EXERCISE INSTRUCTIONS —
Drop every picture and give the entries back exactly.

MATERIAL SUPPLIED —
####
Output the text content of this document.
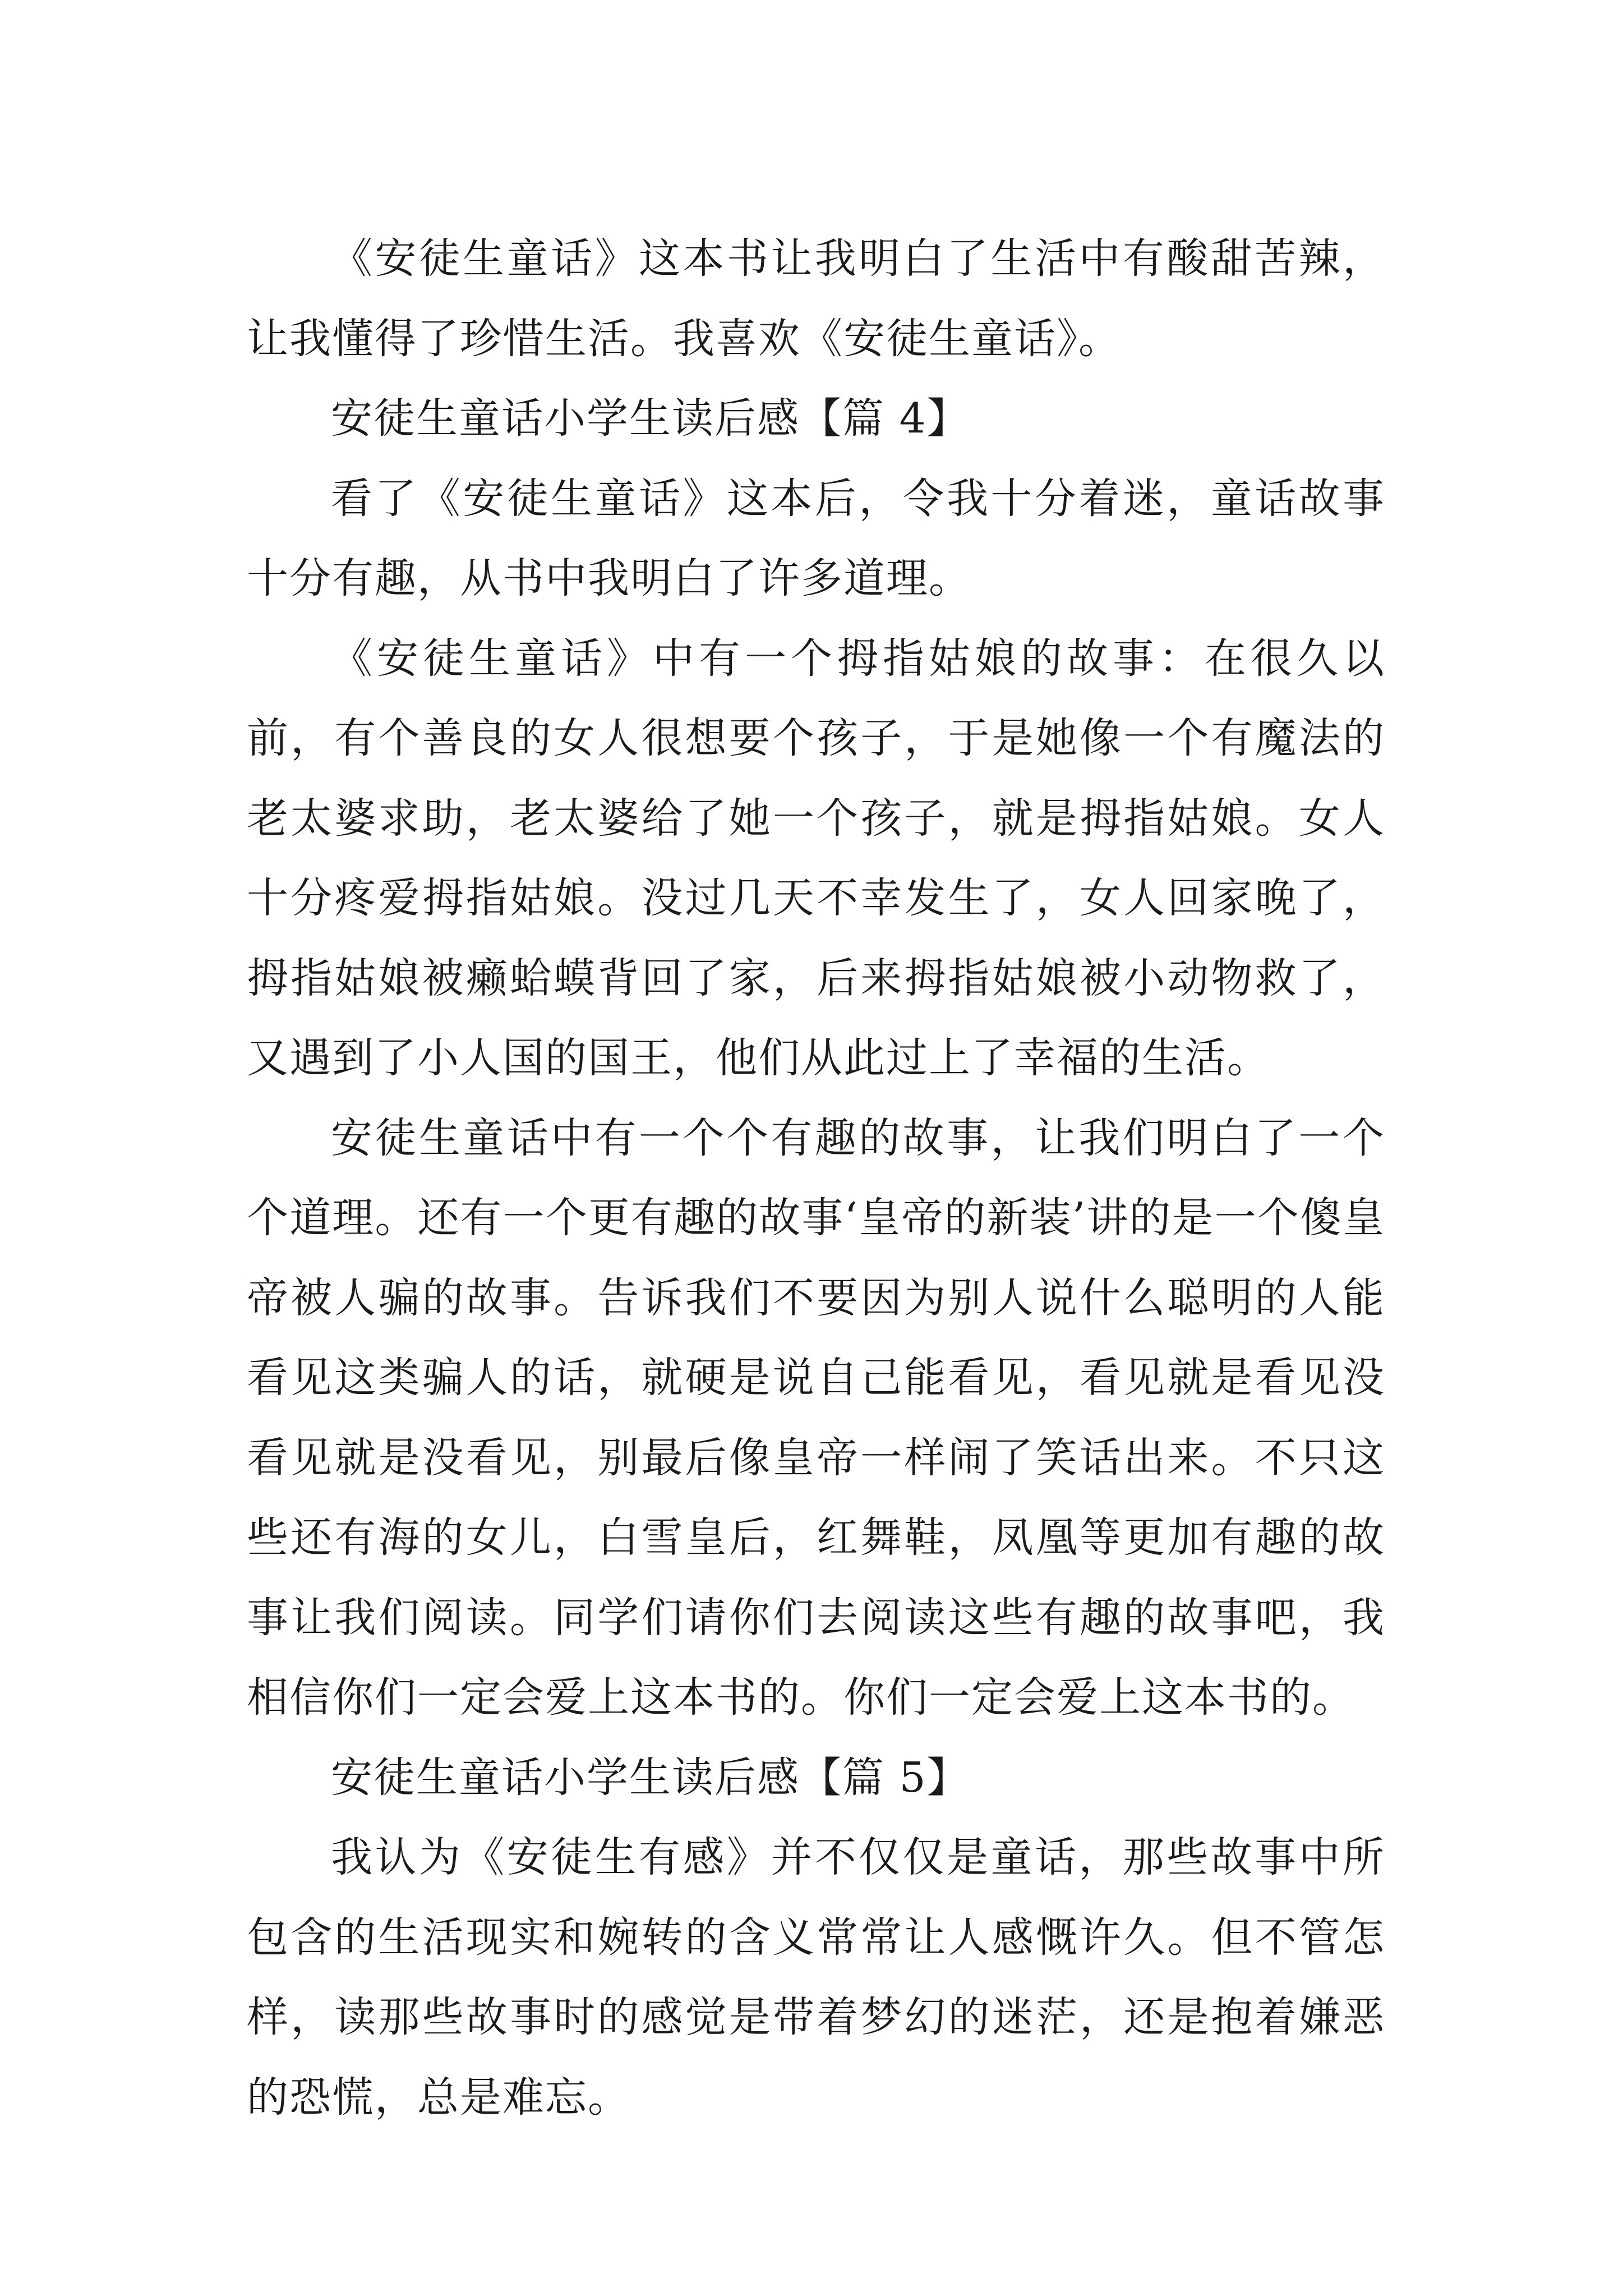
《安徒生童话》这本书让我明白了生活中有酸甜苦辣，让我懂得了珍惜生活。我喜欢《安徒生童话》。

安徒生童话小学生读后感【篇 4】

看了《安徒生童话》这本后，令我十分着迷，童话故事十分有趣，从书中我明白了许多道理。

《安徒生童话》中有一个拇指姑娘的故事：在很久以前，有个善良的女人很想要个孩子，于是她像一个有魔法的老太婆求助，老太婆给了她一个孩子，就是拇指姑娘。女人十分疼爱拇指姑娘。没过几天不幸发生了，女人回家晚了，拇指姑娘被癞蛤蟆背回了家，后来拇指姑娘被小动物救了，又遇到了小人国的国王，他们从此过上了幸福的生活。

安徒生童话中有一个个有趣的故事，让我们明白了一个个道理。还有一个更有趣的故事‘皇帝的新装’讲的是一个傻皇帝被人骗的故事。告诉我们不要因为别人说什么聪明的人能看见这类骗人的话，就硬是说自己能看见，看见就是看见没看见就是没看见，别最后像皇帝一样闹了笑话出来。不只这些还有海的女儿，白雪皇后，红舞鞋，凤凰等更加有趣的故事让我们阅读。同学们请你们去阅读这些有趣的故事吧，我相信你们一定会爱上这本书的。你们一定会爱上这本书的。

安徒生童话小学生读后感【篇 5】

我认为《安徒生有感》并不仅仅是童话，那些故事中所包含的生活现实和婉转的含义常常让人感慨许久。但不管怎样，读那些故事时的感觉是带着梦幻的迷茫，还是抱着嫌恶的恐慌，总是难忘。
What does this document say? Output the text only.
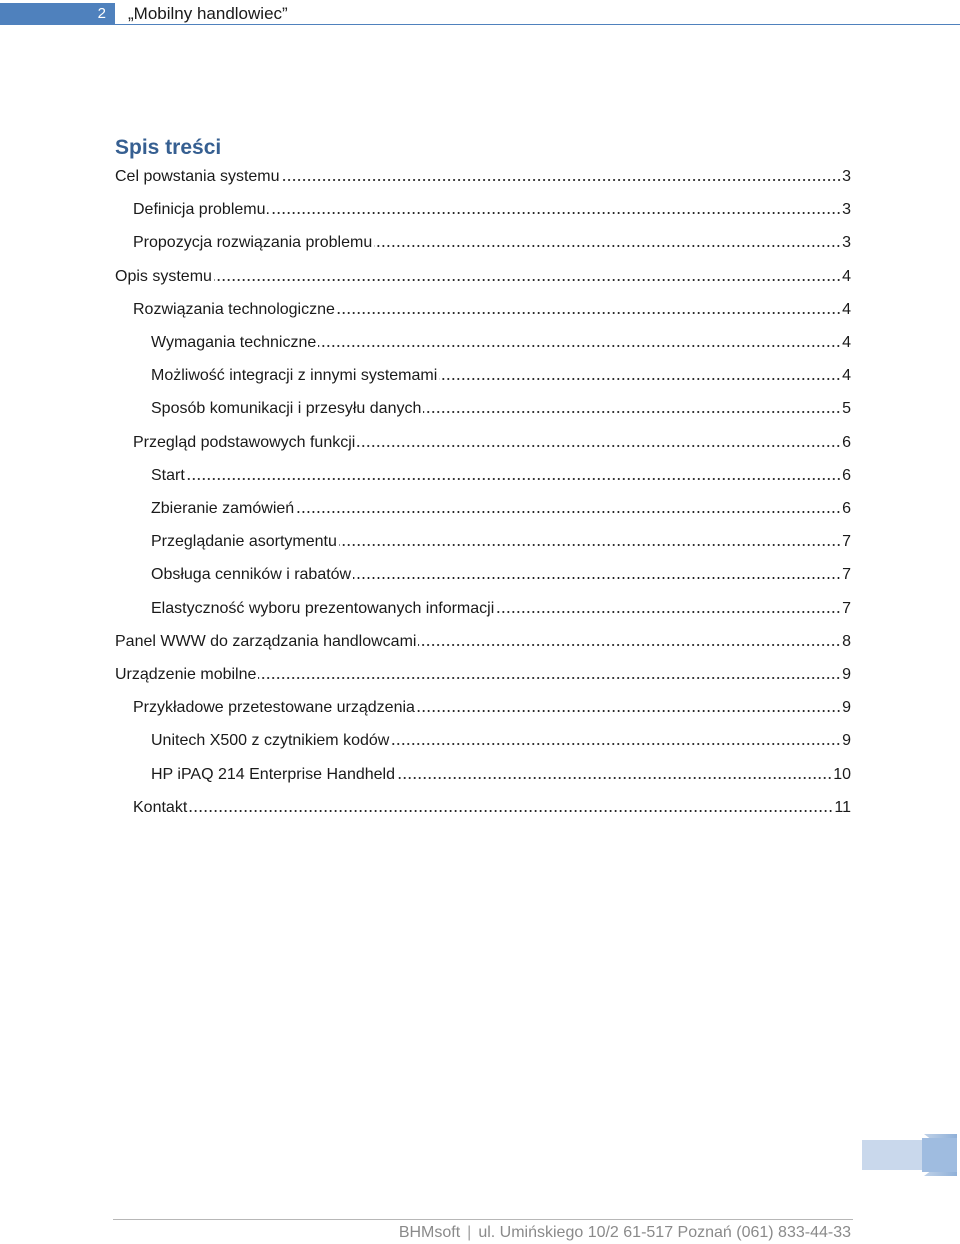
2 „Mobilny handlowiec”
Spis treści
Cel powstania systemu	3
Definicja problemu.	3
Propozycja rozwiązania problemu	3
Opis systemu	4
Rozwiązania technologiczne	4
Wymagania techniczne	4
Możliwość integracji z innymi systemami	4
Sposób komunikacji i przesyłu danych	5
Przegląd podstawowych funkcji	6
Start	6
Zbieranie zamówień	6
Przeglądanie asortymentu	7
Obsługa cenników i rabatów	7
Elastyczność wyboru prezentowanych informacji	7
Panel WWW do zarządzania handlowcami	8
Urządzenie mobilne	9
Przykładowe przetestowane urządzenia	9
Unitech X500 z czytnikiem kodów	9
HP iPAQ 214 Enterprise Handheld	10
Kontakt	11
BHMsoft | ul. Umińskiego 10/2 61-517 Poznań (061) 833-44-33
####
ANSWER TO THIS TASK —
Output the text content of this document.
《安徒生童话》这本书让我明白了生活中有酸甜苦辣，让我懂得了珍惜生活。我喜欢《安徒生童话》。

安徒生童话小学生读后感【篇 4】

看了《安徒生童话》这本后，令我十分着迷，童话故事十分有趣，从书中我明白了许多道理。

《安徒生童话》中有一个拇指姑娘的故事：在很久以前，有个善良的女人很想要个孩子，于是她像一个有魔法的老太婆求助，老太婆给了她一个孩子，就是拇指姑娘。女人十分疼爱拇指姑娘。没过几天不幸发生了，女人回家晚了，拇指姑娘被癞蛤蟆背回了家，后来拇指姑娘被小动物救了，又遇到了小人国的国王，他们从此过上了幸福的生活。

安徒生童话中有一个个有趣的故事，让我们明白了一个个道理。还有一个更有趣的故事‘皇帝的新装’讲的是一个傻皇帝被人骗的故事。告诉我们不要因为别人说什么聪明的人能看见这类骗人的话，就硬是说自己能看见，看见就是看见没看见就是没看见，别最后像皇帝一样闹了笑话出来。不只这些还有海的女儿，白雪皇后，红舞鞋，凤凰等更加有趣的故事让我们阅读。同学们请你们去阅读这些有趣的故事吧，我相信你们一定会爱上这本书的。你们一定会爱上这本书的。

安徒生童话小学生读后感【篇 5】

我认为《安徒生有感》并不仅仅是童话，那些故事中所包含的生活现实和婉转的含义常常让人感慨许久。但不管怎样，读那些故事时的感觉是带着梦幻的迷茫，还是抱着嫌恶的恐慌，总是难忘。
What does this document say? Output the text only.
2 „Mobilny handlowiec”
Spis treści
Cel powstania systemu	3
Definicja problemu.	3
Propozycja rozwiązania problemu	3
Opis systemu	4
Rozwiązania technologiczne	4
Wymagania techniczne	4
Możliwość integracji z innymi systemami	4
Sposób komunikacji i przesyłu danych	5
Przegląd podstawowych funkcji	6
Start	6
Zbieranie zamówień	6
Przeglądanie asortymentu	7
Obsługa cenników i rabatów	7
Elastyczność wyboru prezentowanych informacji	7
Panel WWW do zarządzania handlowcami	8
Urządzenie mobilne	9
Przykładowe przetestowane urządzenia	9
Unitech X500 z czytnikiem kodów	9
HP iPAQ 214 Enterprise Handheld	10
Kontakt	11
BHMsoft | ul. Umińskiego 10/2 61-517 Poznań (061) 833-44-33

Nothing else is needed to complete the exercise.